Task directions — Within the records below, find each line that holds the string "your", then copy it.

[start of Task data]

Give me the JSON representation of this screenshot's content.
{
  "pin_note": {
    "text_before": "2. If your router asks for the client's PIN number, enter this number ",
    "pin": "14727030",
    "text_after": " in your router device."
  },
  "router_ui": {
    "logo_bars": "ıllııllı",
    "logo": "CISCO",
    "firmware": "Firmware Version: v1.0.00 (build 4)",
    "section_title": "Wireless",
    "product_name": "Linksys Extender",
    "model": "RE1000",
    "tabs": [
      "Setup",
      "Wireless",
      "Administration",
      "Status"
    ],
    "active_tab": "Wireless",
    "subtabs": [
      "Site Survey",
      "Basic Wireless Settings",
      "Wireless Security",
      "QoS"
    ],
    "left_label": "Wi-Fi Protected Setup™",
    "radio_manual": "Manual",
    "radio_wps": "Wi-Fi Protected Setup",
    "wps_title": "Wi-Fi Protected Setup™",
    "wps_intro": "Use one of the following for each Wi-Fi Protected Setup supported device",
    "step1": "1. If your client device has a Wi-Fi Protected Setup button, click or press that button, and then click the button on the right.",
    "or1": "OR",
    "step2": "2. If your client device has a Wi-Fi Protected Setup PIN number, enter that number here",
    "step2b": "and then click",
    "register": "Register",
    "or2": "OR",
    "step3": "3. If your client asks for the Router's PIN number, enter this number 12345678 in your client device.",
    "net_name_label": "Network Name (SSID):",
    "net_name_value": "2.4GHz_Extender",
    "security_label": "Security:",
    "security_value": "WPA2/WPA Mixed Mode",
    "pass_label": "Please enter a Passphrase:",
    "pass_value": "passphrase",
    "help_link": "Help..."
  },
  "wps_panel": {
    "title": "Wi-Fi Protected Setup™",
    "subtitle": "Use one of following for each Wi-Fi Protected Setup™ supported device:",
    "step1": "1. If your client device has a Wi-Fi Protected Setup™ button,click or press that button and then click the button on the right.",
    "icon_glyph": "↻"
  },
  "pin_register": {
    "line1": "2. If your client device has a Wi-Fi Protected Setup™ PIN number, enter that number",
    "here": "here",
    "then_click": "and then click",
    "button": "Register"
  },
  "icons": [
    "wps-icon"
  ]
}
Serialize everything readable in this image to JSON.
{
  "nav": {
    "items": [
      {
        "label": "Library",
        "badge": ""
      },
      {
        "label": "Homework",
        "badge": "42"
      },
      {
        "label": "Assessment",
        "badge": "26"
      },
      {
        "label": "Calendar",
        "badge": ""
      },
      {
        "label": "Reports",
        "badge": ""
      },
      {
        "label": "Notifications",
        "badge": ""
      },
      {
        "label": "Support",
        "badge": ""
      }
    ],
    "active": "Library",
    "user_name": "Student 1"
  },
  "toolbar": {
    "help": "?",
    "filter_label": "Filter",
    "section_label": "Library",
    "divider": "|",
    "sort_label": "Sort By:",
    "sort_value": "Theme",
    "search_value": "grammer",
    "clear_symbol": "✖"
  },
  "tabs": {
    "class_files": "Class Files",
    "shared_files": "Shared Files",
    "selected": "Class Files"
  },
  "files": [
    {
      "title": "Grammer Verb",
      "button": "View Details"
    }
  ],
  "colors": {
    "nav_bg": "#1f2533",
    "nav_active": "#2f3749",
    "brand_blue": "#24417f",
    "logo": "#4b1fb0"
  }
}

[end of Task data]

Result of the task —
    "text_before": "2. If your router asks for the client's PIN number, enter this number ",
    "text_after": " in your router device."
    "step1": "1. If your client device has a Wi-Fi Protected Setup button, click or press that button, and then click the button on the right.",
    "step2": "2. If your client device has a Wi-Fi Protected Setup PIN number, enter that number here",
    "step3": "3. If your client asks for the Router's PIN number, enter this number 12345678 in your client device.",
    "step1": "1. If your client device has a Wi-Fi Protected Setup™ button,click or press that button and then click the button on the right.",
    "line1": "2. If your client device has a Wi-Fi Protected Setup™ PIN number, enter that number",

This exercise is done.